*What you have to do:* Show each line that has the string "object" in it.

*Source data:*
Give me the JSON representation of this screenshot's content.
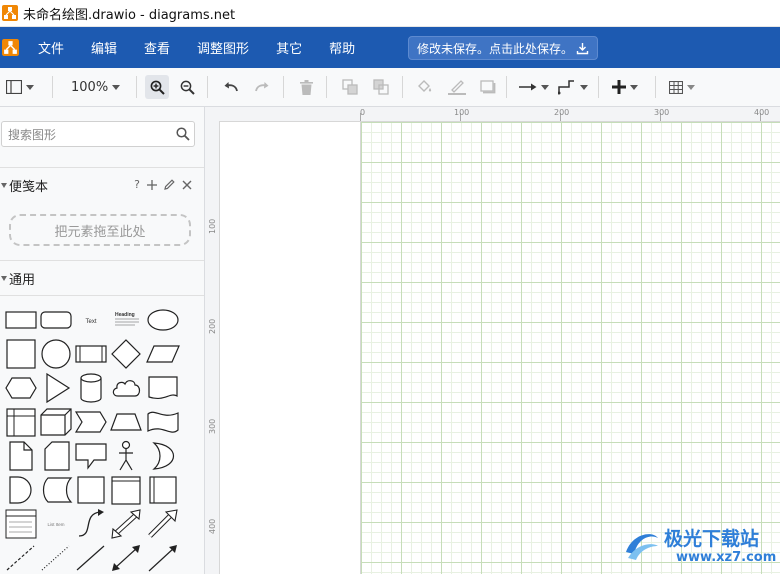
{
  "window": {
    "title": "未命名绘图.drawio - diagrams.net"
  },
  "menubar": {
    "items": [
      "文件",
      "编辑",
      "查看",
      "调整图形",
      "其它",
      "帮助"
    ],
    "save_banner": "修改未保存。点击此处保存。",
    "background": "#1d5ab1"
  },
  "toolbar": {
    "zoom": "100%"
  },
  "sidebar": {
    "search": {
      "placeholder": "搜索图形",
      "value": ""
    },
    "scratchpad": {
      "title": "便笺本",
      "help": "?",
      "drop_hint": "把元素拖至此处"
    },
    "general": {
      "title": "通用",
      "shape_text_labels": {
        "text": "Text",
        "heading": "Heading",
        "list": "List Item"
      }
    }
  },
  "rulers": {
    "top": [
      "0",
      "100",
      "200",
      "300",
      "400"
    ],
    "left": [
      "100",
      "200",
      "300",
      "400"
    ]
  },
  "watermark": {
    "title": "极光下载站",
    "url": "www.xz7.com"
  },
  "colors": {
    "accent": "#1d5ab1",
    "grid_major": "#c6ddb9",
    "grid_minor": "#e8f1e2"
  }
}
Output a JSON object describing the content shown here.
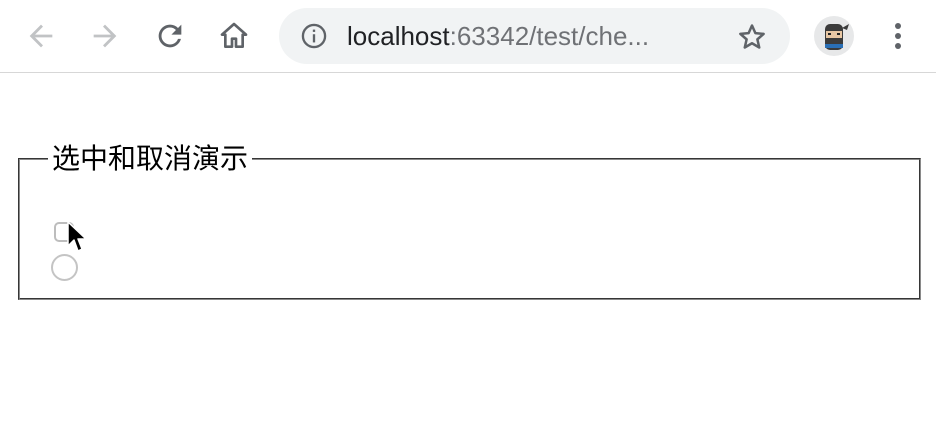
{
  "browser": {
    "back_icon": "arrow-left-icon",
    "forward_icon": "arrow-right-icon",
    "reload_icon": "reload-icon",
    "home_icon": "home-icon",
    "url_host": "localhost",
    "url_path": ":63342/test/che...",
    "info_icon": "info-icon",
    "bookmark_icon": "star-icon",
    "menu_icon": "vertical-dots-icon",
    "avatar_icon": "ninja-avatar-icon"
  },
  "page": {
    "legend": "选中和取消演示",
    "checkbox": {
      "checked": false
    },
    "radio": {
      "checked": false
    }
  },
  "colors": {
    "omnibox_bg": "#f1f3f4",
    "toolbar_icon": "#5f6368",
    "disabled_icon": "#c1c3c5",
    "fieldset_border": "#8a8a8a"
  }
}
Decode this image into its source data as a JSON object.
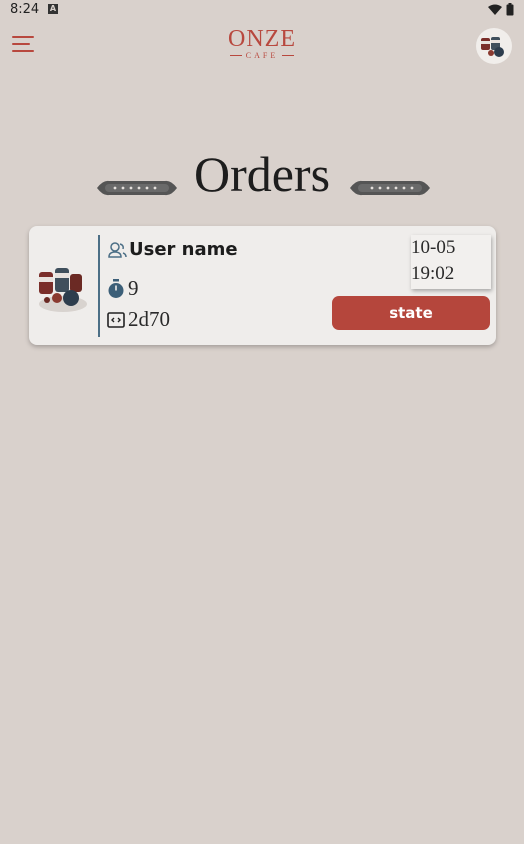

*Complete answer:*
Output a JSON object describing the content shown here.
Decode this image into its source data as a JSON object.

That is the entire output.